> _Task objective_: Return all of the data exactly as given.

(Extracted records)
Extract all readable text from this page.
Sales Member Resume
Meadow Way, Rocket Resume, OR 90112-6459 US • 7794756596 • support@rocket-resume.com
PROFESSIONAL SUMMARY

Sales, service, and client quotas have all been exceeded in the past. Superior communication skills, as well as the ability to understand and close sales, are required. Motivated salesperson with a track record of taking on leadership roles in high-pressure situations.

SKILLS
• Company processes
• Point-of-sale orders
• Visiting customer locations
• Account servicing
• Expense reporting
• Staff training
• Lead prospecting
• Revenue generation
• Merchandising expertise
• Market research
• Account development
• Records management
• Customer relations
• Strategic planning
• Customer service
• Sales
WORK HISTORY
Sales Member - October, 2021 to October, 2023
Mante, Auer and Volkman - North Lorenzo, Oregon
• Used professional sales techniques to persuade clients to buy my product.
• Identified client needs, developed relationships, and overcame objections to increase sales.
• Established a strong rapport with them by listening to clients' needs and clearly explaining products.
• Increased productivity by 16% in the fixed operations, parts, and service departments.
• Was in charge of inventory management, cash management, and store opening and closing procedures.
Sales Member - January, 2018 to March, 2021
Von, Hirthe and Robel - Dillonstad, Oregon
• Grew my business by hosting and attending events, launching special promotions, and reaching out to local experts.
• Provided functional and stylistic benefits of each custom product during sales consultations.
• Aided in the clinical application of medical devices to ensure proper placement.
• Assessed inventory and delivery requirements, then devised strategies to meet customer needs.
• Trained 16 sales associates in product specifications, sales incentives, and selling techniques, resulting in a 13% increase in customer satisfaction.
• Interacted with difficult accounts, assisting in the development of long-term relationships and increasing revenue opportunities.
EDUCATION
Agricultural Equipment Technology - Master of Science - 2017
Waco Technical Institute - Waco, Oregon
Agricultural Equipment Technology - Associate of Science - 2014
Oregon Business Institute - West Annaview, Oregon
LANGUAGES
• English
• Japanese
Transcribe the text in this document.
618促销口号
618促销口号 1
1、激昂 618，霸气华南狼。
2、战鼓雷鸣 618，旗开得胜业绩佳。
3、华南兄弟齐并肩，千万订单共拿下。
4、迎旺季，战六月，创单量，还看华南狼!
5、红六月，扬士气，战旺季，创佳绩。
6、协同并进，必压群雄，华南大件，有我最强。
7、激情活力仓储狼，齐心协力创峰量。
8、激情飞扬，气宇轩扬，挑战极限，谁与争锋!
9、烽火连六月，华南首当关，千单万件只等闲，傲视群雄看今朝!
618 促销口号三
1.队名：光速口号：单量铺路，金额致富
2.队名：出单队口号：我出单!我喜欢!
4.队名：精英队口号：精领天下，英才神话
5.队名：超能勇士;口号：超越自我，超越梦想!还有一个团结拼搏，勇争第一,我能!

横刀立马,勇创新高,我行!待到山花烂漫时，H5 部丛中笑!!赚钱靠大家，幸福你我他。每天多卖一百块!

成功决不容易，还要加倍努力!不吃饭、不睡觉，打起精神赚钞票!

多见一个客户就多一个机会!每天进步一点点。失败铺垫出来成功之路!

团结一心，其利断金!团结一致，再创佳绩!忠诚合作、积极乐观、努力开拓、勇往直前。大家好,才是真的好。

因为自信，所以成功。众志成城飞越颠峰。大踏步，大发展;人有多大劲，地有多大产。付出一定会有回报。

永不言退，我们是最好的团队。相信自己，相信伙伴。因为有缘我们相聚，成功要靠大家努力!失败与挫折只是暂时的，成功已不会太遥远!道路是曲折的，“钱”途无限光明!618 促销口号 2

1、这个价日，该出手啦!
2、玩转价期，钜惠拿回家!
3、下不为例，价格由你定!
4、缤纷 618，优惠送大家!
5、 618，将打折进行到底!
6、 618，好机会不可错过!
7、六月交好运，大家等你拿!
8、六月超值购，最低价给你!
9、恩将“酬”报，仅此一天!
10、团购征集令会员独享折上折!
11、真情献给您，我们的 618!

> _Exercise output_:
Extract all readable text from this page.
Sales Member Resume
Meadow Way, Rocket Resume, OR 90112-6459 US • 7794756596 • support@rocket-resume.com
PROFESSIONAL SUMMARY

Sales, service, and client quotas have all been exceeded in the past. Superior communication skills, as well as the ability to understand and close sales, are required. Motivated salesperson with a track record of taking on leadership roles in high-pressure situations.

SKILLS
• Company processes
• Point-of-sale orders
• Visiting customer locations
• Account servicing
• Expense reporting
• Staff training
• Lead prospecting
• Revenue generation
• Merchandising expertise
• Market research
• Account development
• Records management
• Customer relations
• Strategic planning
• Customer service
• Sales
WORK HISTORY
Sales Member - October, 2021 to October, 2023
Mante, Auer and Volkman - North Lorenzo, Oregon
• Used professional sales techniques to persuade clients to buy my product.
• Identified client needs, developed relationships, and overcame objections to increase sales.
• Established a strong rapport with them by listening to clients' needs and clearly explaining products.
• Increased productivity by 16% in the fixed operations, parts, and service departments.
• Was in charge of inventory management, cash management, and store opening and closing procedures.
Sales Member - January, 2018 to March, 2021
Von, Hirthe and Robel - Dillonstad, Oregon
• Grew my business by hosting and attending events, launching special promotions, and reaching out to local experts.
• Provided functional and stylistic benefits of each custom product during sales consultations.
• Aided in the clinical application of medical devices to ensure proper placement.
• Assessed inventory and delivery requirements, then devised strategies to meet customer needs.
• Trained 16 sales associates in product specifications, sales incentives, and selling techniques, resulting in a 13% increase in customer satisfaction.
• Interacted with difficult accounts, assisting in the development of long-term relationships and increasing revenue opportunities.
EDUCATION
Agricultural Equipment Technology - Master of Science - 2017
Waco Technical Institute - Waco, Oregon
Agricultural Equipment Technology - Associate of Science - 2014
Oregon Business Institute - West Annaview, Oregon
LANGUAGES
• English
• Japanese
Transcribe the text in this document.
618促销口号
618促销口号 1
1、激昂 618，霸气华南狼。
2、战鼓雷鸣 618，旗开得胜业绩佳。
3、华南兄弟齐并肩，千万订单共拿下。
4、迎旺季，战六月，创单量，还看华南狼!
5、红六月，扬士气，战旺季，创佳绩。
6、协同并进，必压群雄，华南大件，有我最强。
7、激情活力仓储狼，齐心协力创峰量。
8、激情飞扬，气宇轩扬，挑战极限，谁与争锋!
9、烽火连六月，华南首当关，千单万件只等闲，傲视群雄看今朝!
618 促销口号三
1.队名：光速口号：单量铺路，金额致富
2.队名：出单队口号：我出单!我喜欢!
4.队名：精英队口号：精领天下，英才神话
5.队名：超能勇士;口号：超越自我，超越梦想!还有一个团结拼搏，勇争第一,我能!

横刀立马,勇创新高,我行!待到山花烂漫时，H5 部丛中笑!!赚钱靠大家，幸福你我他。每天多卖一百块!

成功决不容易，还要加倍努力!不吃饭、不睡觉，打起精神赚钞票!

多见一个客户就多一个机会!每天进步一点点。失败铺垫出来成功之路!

团结一心，其利断金!团结一致，再创佳绩!忠诚合作、积极乐观、努力开拓、勇往直前。大家好,才是真的好。

因为自信，所以成功。众志成城飞越颠峰。大踏步，大发展;人有多大劲，地有多大产。付出一定会有回报。

永不言退，我们是最好的团队。相信自己，相信伙伴。因为有缘我们相聚，成功要靠大家努力!失败与挫折只是暂时的，成功已不会太遥远!道路是曲折的，“钱”途无限光明!618 促销口号 2

1、这个价日，该出手啦!
2、玩转价期，钜惠拿回家!
3、下不为例，价格由你定!
4、缤纷 618，优惠送大家!
5、 618，将打折进行到底!
6、 618，好机会不可错过!
7、六月交好运，大家等你拿!
8、六月超值购，最低价给你!
9、恩将“酬”报，仅此一天!
10、团购征集令会员独享折上折!
11、真情献给您，我们的 618!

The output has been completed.